Copy every line of the following data that includes the string "Wall".

— START OF Exercise input —

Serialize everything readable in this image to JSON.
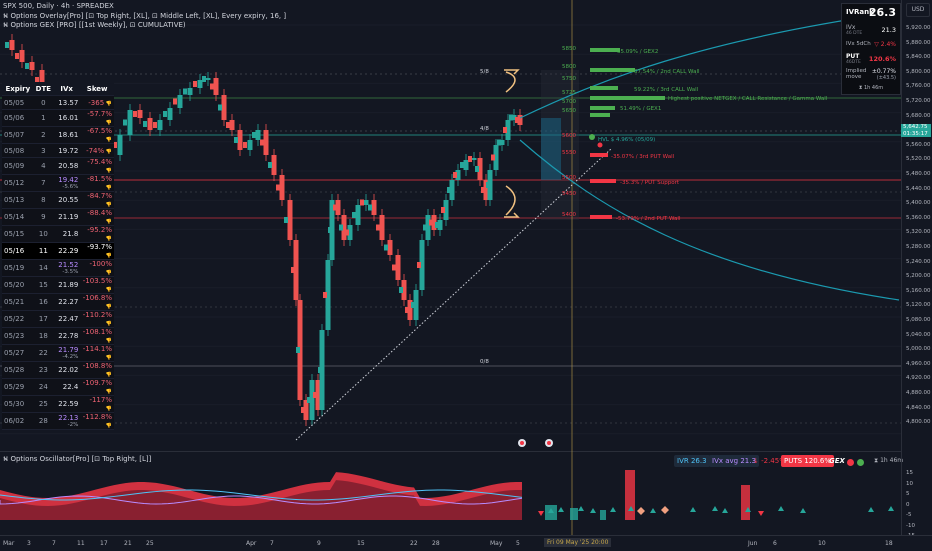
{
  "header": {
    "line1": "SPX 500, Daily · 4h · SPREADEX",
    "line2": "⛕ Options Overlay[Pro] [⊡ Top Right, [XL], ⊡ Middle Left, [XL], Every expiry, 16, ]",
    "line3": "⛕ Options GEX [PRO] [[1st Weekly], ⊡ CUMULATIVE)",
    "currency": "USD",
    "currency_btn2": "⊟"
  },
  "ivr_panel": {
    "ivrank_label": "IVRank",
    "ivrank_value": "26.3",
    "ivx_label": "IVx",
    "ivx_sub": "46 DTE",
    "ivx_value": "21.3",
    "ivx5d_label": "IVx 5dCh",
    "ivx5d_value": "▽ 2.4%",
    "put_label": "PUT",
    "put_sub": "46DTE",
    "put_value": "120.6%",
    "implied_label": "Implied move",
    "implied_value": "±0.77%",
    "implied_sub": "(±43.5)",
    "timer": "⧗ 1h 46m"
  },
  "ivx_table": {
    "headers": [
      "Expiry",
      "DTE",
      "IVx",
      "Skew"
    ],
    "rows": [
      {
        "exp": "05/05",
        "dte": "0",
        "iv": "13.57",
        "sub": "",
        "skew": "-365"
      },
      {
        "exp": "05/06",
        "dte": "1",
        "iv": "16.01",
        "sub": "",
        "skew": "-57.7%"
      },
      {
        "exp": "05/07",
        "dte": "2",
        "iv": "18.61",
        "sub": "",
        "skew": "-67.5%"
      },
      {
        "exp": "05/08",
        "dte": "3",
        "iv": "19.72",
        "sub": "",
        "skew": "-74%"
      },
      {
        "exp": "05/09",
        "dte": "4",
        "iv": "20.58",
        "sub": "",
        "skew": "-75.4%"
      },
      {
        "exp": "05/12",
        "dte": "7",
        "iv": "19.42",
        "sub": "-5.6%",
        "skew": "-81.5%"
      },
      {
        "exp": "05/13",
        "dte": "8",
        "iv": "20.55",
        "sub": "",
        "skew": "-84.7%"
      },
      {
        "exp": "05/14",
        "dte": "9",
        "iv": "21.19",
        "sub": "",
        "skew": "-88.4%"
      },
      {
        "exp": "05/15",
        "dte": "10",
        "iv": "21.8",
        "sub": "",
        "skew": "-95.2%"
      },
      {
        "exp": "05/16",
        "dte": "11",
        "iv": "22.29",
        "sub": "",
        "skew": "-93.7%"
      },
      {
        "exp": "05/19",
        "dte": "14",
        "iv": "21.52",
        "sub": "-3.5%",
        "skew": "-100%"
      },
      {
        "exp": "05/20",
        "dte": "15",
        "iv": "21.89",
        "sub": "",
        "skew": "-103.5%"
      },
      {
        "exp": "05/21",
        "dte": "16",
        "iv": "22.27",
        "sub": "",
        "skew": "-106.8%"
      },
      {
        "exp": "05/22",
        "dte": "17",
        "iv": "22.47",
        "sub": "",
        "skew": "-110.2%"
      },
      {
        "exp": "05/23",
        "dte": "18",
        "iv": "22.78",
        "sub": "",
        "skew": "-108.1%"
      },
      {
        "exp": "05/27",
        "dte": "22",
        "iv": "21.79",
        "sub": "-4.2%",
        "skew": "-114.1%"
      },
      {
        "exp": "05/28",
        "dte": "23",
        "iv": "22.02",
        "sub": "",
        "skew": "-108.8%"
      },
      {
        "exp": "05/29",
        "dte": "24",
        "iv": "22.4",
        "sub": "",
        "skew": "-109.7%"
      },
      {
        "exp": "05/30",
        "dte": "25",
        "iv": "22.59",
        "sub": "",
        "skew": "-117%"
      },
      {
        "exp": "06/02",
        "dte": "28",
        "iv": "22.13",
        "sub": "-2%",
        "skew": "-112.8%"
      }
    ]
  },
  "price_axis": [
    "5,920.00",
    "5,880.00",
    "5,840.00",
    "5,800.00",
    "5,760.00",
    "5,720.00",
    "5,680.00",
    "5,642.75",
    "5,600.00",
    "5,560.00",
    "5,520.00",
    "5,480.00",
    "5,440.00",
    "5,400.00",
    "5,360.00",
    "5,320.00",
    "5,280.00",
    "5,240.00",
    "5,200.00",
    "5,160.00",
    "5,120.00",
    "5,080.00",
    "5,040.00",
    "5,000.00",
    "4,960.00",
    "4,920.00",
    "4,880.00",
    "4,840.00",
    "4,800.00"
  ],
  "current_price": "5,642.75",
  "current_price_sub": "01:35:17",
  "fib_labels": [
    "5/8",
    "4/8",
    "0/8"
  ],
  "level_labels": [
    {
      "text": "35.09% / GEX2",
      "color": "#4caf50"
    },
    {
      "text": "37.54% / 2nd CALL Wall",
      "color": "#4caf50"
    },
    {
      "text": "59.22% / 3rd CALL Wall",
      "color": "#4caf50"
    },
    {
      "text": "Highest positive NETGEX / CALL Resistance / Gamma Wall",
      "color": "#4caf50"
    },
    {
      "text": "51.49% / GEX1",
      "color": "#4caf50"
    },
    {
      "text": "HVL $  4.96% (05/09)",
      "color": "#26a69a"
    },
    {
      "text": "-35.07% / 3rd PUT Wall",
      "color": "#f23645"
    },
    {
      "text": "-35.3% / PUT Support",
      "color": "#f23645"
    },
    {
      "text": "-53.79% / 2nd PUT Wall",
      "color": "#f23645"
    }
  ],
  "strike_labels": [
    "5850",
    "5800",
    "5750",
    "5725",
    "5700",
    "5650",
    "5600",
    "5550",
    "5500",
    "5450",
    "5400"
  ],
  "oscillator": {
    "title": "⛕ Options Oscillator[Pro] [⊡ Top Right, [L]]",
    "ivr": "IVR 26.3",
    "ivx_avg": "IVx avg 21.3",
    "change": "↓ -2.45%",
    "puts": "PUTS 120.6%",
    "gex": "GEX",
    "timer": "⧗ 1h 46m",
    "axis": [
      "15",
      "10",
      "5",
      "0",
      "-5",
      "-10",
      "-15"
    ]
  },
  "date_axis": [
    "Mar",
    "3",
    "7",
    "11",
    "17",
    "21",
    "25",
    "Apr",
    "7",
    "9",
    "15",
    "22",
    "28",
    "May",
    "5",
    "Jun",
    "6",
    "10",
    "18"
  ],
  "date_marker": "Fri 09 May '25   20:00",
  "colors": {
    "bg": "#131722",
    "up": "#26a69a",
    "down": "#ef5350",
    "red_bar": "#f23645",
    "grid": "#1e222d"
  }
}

— END OF Exercise input —
— START OF Exercise input —

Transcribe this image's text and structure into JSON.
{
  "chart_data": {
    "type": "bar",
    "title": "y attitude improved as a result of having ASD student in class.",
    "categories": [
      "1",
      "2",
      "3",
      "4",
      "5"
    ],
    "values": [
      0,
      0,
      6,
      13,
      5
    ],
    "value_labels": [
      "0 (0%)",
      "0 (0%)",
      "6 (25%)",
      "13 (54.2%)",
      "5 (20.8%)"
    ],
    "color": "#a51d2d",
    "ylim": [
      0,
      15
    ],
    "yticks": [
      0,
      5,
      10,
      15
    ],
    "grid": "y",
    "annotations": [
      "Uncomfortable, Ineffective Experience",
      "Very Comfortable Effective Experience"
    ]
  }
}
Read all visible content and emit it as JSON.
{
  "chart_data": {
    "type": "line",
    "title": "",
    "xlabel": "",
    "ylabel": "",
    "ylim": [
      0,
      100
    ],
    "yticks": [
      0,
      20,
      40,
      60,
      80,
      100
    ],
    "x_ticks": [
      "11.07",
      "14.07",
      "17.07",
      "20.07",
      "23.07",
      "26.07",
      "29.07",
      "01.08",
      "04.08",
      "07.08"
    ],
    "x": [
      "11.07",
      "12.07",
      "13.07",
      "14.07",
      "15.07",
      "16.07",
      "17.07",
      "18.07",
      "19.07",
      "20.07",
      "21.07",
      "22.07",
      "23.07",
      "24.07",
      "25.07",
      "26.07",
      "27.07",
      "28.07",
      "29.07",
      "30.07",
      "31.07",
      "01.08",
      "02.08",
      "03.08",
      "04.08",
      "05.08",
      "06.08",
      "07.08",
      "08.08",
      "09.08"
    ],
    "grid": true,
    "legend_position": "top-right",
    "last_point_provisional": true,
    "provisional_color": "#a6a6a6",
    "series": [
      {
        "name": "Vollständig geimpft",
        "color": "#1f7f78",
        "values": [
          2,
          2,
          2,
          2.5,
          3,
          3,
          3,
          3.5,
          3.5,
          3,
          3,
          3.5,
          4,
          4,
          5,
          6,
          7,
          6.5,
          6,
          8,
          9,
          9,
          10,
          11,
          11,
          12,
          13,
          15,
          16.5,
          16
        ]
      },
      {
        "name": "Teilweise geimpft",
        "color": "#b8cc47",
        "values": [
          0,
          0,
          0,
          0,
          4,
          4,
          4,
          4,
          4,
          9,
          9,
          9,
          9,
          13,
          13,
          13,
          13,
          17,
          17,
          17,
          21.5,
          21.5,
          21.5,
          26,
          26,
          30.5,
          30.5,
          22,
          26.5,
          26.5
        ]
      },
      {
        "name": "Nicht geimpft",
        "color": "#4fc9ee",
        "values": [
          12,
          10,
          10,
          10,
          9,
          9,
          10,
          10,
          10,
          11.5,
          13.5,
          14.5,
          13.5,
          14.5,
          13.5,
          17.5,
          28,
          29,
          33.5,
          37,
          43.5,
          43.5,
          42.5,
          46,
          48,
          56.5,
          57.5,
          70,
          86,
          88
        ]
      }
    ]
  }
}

— END OF Exercise input —
— START OF Exercise input —

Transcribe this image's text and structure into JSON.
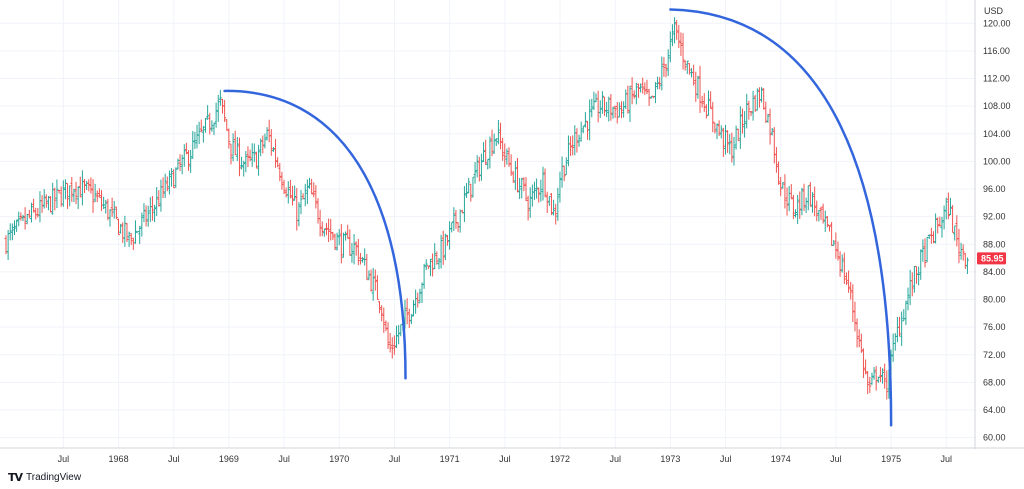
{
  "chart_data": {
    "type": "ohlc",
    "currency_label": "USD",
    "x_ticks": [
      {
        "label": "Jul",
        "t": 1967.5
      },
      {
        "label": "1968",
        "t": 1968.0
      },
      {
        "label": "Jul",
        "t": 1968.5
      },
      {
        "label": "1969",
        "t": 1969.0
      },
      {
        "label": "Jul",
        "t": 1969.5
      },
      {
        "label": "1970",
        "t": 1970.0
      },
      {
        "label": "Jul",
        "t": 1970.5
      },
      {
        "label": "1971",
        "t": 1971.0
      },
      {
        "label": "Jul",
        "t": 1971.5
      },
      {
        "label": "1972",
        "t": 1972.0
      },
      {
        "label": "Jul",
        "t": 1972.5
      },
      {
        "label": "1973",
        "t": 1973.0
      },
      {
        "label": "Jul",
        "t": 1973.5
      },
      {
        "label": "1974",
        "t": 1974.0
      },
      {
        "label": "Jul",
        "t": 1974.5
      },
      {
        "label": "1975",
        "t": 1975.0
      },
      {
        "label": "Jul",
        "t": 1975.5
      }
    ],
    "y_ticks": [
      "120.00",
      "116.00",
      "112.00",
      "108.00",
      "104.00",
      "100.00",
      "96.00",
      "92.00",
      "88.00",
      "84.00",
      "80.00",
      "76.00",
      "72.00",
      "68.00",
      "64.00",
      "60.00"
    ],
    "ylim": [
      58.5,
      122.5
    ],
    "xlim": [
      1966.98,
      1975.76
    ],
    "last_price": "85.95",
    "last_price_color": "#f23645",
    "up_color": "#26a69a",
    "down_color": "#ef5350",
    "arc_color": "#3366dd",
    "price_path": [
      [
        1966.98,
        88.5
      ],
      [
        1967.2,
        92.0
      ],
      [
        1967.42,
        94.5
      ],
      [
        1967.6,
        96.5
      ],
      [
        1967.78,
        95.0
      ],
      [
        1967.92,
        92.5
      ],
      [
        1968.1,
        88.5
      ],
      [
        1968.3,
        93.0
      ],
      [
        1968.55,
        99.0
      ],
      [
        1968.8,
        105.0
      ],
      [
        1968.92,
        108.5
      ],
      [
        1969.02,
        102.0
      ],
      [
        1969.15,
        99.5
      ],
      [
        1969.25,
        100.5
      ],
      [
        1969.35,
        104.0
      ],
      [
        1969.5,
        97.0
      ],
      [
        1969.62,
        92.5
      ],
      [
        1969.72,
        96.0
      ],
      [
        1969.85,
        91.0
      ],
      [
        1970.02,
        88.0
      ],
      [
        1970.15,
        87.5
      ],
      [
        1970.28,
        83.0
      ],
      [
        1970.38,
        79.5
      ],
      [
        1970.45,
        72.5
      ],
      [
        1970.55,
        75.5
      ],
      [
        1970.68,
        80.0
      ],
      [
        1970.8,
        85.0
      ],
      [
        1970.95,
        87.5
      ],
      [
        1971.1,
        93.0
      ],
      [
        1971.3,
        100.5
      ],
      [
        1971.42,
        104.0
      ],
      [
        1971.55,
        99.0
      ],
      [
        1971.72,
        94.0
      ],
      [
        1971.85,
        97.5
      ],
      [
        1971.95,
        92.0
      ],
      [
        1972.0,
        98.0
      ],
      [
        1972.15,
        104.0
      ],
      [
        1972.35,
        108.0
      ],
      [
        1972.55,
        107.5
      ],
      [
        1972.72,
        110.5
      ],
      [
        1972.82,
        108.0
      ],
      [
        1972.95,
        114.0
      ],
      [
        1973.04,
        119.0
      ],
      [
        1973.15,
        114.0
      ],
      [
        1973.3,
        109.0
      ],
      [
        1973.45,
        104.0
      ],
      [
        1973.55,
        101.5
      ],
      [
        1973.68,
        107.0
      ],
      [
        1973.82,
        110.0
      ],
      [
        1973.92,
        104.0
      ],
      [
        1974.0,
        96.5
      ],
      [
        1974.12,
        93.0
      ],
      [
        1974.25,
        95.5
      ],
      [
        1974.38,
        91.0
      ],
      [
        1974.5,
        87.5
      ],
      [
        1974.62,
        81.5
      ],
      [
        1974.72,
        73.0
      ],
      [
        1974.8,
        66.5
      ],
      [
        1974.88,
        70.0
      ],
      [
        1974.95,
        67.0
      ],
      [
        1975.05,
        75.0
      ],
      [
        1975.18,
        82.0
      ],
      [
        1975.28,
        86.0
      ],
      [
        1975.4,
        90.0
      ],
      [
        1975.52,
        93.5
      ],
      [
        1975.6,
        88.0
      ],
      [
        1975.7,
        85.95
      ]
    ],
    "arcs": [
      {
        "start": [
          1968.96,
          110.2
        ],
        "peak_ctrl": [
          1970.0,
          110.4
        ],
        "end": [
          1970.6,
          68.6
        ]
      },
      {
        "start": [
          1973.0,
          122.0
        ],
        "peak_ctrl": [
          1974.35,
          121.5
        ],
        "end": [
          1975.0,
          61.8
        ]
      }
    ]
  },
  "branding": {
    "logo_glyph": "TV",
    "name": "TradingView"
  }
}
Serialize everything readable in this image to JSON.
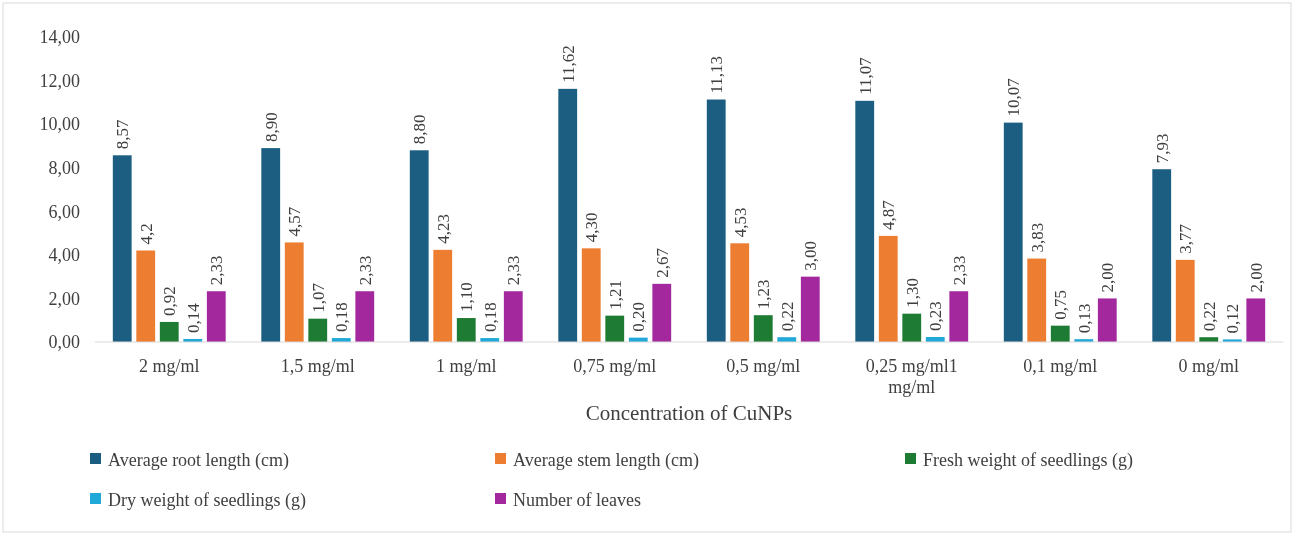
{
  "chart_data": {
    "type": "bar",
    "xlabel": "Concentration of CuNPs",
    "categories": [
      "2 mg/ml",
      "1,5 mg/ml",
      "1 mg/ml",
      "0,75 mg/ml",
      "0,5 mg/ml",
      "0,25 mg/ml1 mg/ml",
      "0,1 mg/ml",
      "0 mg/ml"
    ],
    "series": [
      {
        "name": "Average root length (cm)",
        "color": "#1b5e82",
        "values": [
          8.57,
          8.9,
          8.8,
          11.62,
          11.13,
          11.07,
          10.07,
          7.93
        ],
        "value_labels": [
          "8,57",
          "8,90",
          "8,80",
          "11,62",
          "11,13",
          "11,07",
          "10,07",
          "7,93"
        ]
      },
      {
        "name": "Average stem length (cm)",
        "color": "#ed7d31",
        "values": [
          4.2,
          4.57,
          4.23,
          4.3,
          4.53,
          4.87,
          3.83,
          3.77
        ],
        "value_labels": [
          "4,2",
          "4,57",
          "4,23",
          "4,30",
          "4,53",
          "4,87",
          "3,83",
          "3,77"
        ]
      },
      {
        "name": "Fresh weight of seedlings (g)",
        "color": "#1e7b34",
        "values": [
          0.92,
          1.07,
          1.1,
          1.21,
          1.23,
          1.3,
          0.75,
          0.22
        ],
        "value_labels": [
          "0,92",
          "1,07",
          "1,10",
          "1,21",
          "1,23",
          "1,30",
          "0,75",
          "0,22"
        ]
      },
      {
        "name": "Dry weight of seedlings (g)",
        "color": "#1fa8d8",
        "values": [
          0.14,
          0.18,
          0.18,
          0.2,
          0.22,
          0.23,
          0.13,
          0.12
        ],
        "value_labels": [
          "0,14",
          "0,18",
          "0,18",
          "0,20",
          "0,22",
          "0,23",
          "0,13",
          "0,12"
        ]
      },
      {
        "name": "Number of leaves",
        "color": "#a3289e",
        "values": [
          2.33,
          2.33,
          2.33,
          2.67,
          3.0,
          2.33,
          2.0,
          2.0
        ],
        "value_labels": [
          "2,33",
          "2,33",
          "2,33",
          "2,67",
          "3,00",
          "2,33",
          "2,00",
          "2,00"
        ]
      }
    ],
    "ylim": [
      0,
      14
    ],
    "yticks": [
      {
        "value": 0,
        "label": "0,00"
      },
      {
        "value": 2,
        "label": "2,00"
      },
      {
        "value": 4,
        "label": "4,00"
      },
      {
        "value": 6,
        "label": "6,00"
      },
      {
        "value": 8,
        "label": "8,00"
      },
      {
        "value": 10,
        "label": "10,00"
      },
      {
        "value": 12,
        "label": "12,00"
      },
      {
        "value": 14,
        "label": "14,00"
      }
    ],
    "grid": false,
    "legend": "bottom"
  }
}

— END OF Exercise input —

• [Solution to this task]
      "text": "37.54% / 2nd CALL Wall",
      "text": "59.22% / 3rd CALL Wall",
      "text": "Highest positive NETGEX / CALL Resistance / Gamma Wall",
      "text": "-35.07% / 3rd PUT Wall",
      "text": "-53.79% / 2nd PUT Wall",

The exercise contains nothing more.